## Aim:
Return every record verbatim.

## Items:
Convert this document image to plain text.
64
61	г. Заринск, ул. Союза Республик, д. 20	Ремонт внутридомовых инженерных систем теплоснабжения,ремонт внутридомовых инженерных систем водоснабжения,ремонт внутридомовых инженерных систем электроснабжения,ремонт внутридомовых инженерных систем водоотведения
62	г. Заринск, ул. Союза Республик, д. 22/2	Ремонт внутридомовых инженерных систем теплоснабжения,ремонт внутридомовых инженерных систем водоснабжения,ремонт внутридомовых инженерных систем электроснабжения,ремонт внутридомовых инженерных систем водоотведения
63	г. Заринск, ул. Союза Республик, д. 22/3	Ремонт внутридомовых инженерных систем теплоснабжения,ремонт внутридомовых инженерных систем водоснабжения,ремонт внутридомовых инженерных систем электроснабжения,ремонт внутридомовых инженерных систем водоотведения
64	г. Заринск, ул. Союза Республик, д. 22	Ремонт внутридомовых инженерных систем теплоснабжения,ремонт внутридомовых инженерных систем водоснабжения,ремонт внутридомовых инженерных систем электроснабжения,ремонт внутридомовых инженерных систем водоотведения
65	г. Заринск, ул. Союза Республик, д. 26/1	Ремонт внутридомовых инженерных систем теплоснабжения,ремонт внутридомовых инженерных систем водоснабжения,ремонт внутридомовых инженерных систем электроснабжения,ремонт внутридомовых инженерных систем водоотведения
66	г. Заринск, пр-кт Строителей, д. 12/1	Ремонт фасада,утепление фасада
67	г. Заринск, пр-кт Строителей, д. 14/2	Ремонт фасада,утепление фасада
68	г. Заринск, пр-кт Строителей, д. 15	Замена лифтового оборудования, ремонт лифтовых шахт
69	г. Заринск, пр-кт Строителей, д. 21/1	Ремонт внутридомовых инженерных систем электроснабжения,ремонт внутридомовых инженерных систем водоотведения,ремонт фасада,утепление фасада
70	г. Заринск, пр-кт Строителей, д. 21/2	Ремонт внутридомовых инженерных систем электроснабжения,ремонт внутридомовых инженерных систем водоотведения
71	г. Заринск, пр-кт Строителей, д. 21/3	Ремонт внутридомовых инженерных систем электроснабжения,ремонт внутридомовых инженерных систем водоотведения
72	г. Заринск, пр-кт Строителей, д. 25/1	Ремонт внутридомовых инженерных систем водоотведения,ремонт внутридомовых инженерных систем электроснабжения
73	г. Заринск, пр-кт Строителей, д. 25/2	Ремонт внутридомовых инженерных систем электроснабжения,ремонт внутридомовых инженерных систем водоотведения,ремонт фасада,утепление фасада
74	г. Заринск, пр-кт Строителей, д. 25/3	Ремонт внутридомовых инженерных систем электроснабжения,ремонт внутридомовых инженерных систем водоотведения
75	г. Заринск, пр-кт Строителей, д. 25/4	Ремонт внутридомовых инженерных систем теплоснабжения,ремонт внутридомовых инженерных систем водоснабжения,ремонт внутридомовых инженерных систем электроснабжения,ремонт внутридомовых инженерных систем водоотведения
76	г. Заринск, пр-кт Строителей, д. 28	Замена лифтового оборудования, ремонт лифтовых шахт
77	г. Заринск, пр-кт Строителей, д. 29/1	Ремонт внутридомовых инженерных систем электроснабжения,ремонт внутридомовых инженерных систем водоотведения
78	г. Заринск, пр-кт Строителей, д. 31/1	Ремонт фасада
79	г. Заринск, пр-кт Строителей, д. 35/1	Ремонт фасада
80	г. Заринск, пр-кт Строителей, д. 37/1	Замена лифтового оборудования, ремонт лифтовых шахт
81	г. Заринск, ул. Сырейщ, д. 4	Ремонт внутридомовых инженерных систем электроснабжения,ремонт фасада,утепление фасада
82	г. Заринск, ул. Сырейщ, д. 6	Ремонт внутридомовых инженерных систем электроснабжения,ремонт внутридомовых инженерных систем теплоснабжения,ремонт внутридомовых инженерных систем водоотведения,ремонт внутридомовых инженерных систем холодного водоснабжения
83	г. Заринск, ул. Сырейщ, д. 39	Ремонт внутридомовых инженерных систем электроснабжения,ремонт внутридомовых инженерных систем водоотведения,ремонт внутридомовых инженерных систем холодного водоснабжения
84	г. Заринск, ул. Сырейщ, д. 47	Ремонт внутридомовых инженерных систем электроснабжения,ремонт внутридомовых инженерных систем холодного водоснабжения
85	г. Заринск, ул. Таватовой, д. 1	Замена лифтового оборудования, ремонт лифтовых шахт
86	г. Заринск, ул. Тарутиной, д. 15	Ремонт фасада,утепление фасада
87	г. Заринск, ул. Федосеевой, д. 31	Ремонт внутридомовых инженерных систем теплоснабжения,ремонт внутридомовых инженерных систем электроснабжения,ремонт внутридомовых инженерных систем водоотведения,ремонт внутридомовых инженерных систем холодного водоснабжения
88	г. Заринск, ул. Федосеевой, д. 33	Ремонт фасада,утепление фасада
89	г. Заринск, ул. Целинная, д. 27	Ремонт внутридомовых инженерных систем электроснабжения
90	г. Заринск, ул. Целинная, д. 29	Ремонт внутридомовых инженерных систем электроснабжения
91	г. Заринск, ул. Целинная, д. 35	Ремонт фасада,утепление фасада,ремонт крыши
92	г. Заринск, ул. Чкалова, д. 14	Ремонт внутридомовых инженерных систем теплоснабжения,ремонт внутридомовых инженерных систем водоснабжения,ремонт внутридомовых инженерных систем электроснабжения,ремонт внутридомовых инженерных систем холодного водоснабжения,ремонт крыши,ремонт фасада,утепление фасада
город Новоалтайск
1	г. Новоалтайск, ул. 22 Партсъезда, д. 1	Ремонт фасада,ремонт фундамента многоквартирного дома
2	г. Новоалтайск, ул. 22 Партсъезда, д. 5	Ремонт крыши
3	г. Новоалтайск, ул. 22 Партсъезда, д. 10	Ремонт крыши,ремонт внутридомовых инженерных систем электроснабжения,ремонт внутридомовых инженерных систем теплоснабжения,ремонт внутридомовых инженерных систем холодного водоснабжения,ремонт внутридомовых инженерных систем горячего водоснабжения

## Answer in full:
Convert this document image to plain text.
64
61	г. Заринск, ул. Союза Республик, д. 20	Ремонт внутридомовых инженерных систем теплоснабжения,ремонт внутридомовых инженерных систем водоснабжения,ремонт внутридомовых инженерных систем электроснабжения,ремонт внутридомовых инженерных систем водоотведения
62	г. Заринск, ул. Союза Республик, д. 22/2	Ремонт внутридомовых инженерных систем теплоснабжения,ремонт внутридомовых инженерных систем водоснабжения,ремонт внутридомовых инженерных систем электроснабжения,ремонт внутридомовых инженерных систем водоотведения
63	г. Заринск, ул. Союза Республик, д. 22/3	Ремонт внутридомовых инженерных систем теплоснабжения,ремонт внутридомовых инженерных систем водоснабжения,ремонт внутридомовых инженерных систем электроснабжения,ремонт внутридомовых инженерных систем водоотведения
64	г. Заринск, ул. Союза Республик, д. 22	Ремонт внутридомовых инженерных систем теплоснабжения,ремонт внутридомовых инженерных систем водоснабжения,ремонт внутридомовых инженерных систем электроснабжения,ремонт внутридомовых инженерных систем водоотведения
65	г. Заринск, ул. Союза Республик, д. 26/1	Ремонт внутридомовых инженерных систем теплоснабжения,ремонт внутридомовых инженерных систем водоснабжения,ремонт внутридомовых инженерных систем электроснабжения,ремонт внутридомовых инженерных систем водоотведения
66	г. Заринск, пр-кт Строителей, д. 12/1	Ремонт фасада,утепление фасада
67	г. Заринск, пр-кт Строителей, д. 14/2	Ремонт фасада,утепление фасада
68	г. Заринск, пр-кт Строителей, д. 15	Замена лифтового оборудования, ремонт лифтовых шахт
69	г. Заринск, пр-кт Строителей, д. 21/1	Ремонт внутридомовых инженерных систем электроснабжения,ремонт внутридомовых инженерных систем водоотведения,ремонт фасада,утепление фасада
70	г. Заринск, пр-кт Строителей, д. 21/2	Ремонт внутридомовых инженерных систем электроснабжения,ремонт внутридомовых инженерных систем водоотведения
71	г. Заринск, пр-кт Строителей, д. 21/3	Ремонт внутридомовых инженерных систем электроснабжения,ремонт внутридомовых инженерных систем водоотведения
72	г. Заринск, пр-кт Строителей, д. 25/1	Ремонт внутридомовых инженерных систем водоотведения,ремонт внутридомовых инженерных систем электроснабжения
73	г. Заринск, пр-кт Строителей, д. 25/2	Ремонт внутридомовых инженерных систем электроснабжения,ремонт внутридомовых инженерных систем водоотведения,ремонт фасада,утепление фасада
74	г. Заринск, пр-кт Строителей, д. 25/3	Ремонт внутридомовых инженерных систем электроснабжения,ремонт внутридомовых инженерных систем водоотведения
75	г. Заринск, пр-кт Строителей, д. 25/4	Ремонт внутридомовых инженерных систем теплоснабжения,ремонт внутридомовых инженерных систем водоснабжения,ремонт внутридомовых инженерных систем электроснабжения,ремонт внутридомовых инженерных систем водоотведения
76	г. Заринск, пр-кт Строителей, д. 28	Замена лифтового оборудования, ремонт лифтовых шахт
77	г. Заринск, пр-кт Строителей, д. 29/1	Ремонт внутридомовых инженерных систем электроснабжения,ремонт внутридомовых инженерных систем водоотведения
78	г. Заринск, пр-кт Строителей, д. 31/1	Ремонт фасада
79	г. Заринск, пр-кт Строителей, д. 35/1	Ремонт фасада
80	г. Заринск, пр-кт Строителей, д. 37/1	Замена лифтового оборудования, ремонт лифтовых шахт
81	г. Заринск, ул. Сырейщ, д. 4	Ремонт внутридомовых инженерных систем электроснабжения,ремонт фасада,утепление фасада
82	г. Заринск, ул. Сырейщ, д. 6	Ремонт внутридомовых инженерных систем электроснабжения,ремонт внутридомовых инженерных систем теплоснабжения,ремонт внутридомовых инженерных систем водоотведения,ремонт внутридомовых инженерных систем холодного водоснабжения
83	г. Заринск, ул. Сырейщ, д. 39	Ремонт внутридомовых инженерных систем электроснабжения,ремонт внутридомовых инженерных систем водоотведения,ремонт внутридомовых инженерных систем холодного водоснабжения
84	г. Заринск, ул. Сырейщ, д. 47	Ремонт внутридомовых инженерных систем электроснабжения,ремонт внутридомовых инженерных систем холодного водоснабжения
85	г. Заринск, ул. Таватовой, д. 1	Замена лифтового оборудования, ремонт лифтовых шахт
86	г. Заринск, ул. Тарутиной, д. 15	Ремонт фасада,утепление фасада
87	г. Заринск, ул. Федосеевой, д. 31	Ремонт внутридомовых инженерных систем теплоснабжения,ремонт внутридомовых инженерных систем электроснабжения,ремонт внутридомовых инженерных систем водоотведения,ремонт внутридомовых инженерных систем холодного водоснабжения
88	г. Заринск, ул. Федосеевой, д. 33	Ремонт фасада,утепление фасада
89	г. Заринск, ул. Целинная, д. 27	Ремонт внутридомовых инженерных систем электроснабжения
90	г. Заринск, ул. Целинная, д. 29	Ремонт внутридомовых инженерных систем электроснабжения
91	г. Заринск, ул. Целинная, д. 35	Ремонт фасада,утепление фасада,ремонт крыши
92	г. Заринск, ул. Чкалова, д. 14	Ремонт внутридомовых инженерных систем теплоснабжения,ремонт внутридомовых инженерных систем водоснабжения,ремонт внутридомовых инженерных систем электроснабжения,ремонт внутридомовых инженерных систем холодного водоснабжения,ремонт крыши,ремонт фасада,утепление фасада
город Новоалтайск
1	г. Новоалтайск, ул. 22 Партсъезда, д. 1	Ремонт фасада,ремонт фундамента многоквартирного дома
2	г. Новоалтайск, ул. 22 Партсъезда, д. 5	Ремонт крыши
3	г. Новоалтайск, ул. 22 Партсъезда, д. 10	Ремонт крыши,ремонт внутридомовых инженерных систем электроснабжения,ремонт внутридомовых инженерных систем теплоснабжения,ремонт внутридомовых инженерных систем холодного водоснабжения,ремонт внутридомовых инженерных систем горячего водоснабжения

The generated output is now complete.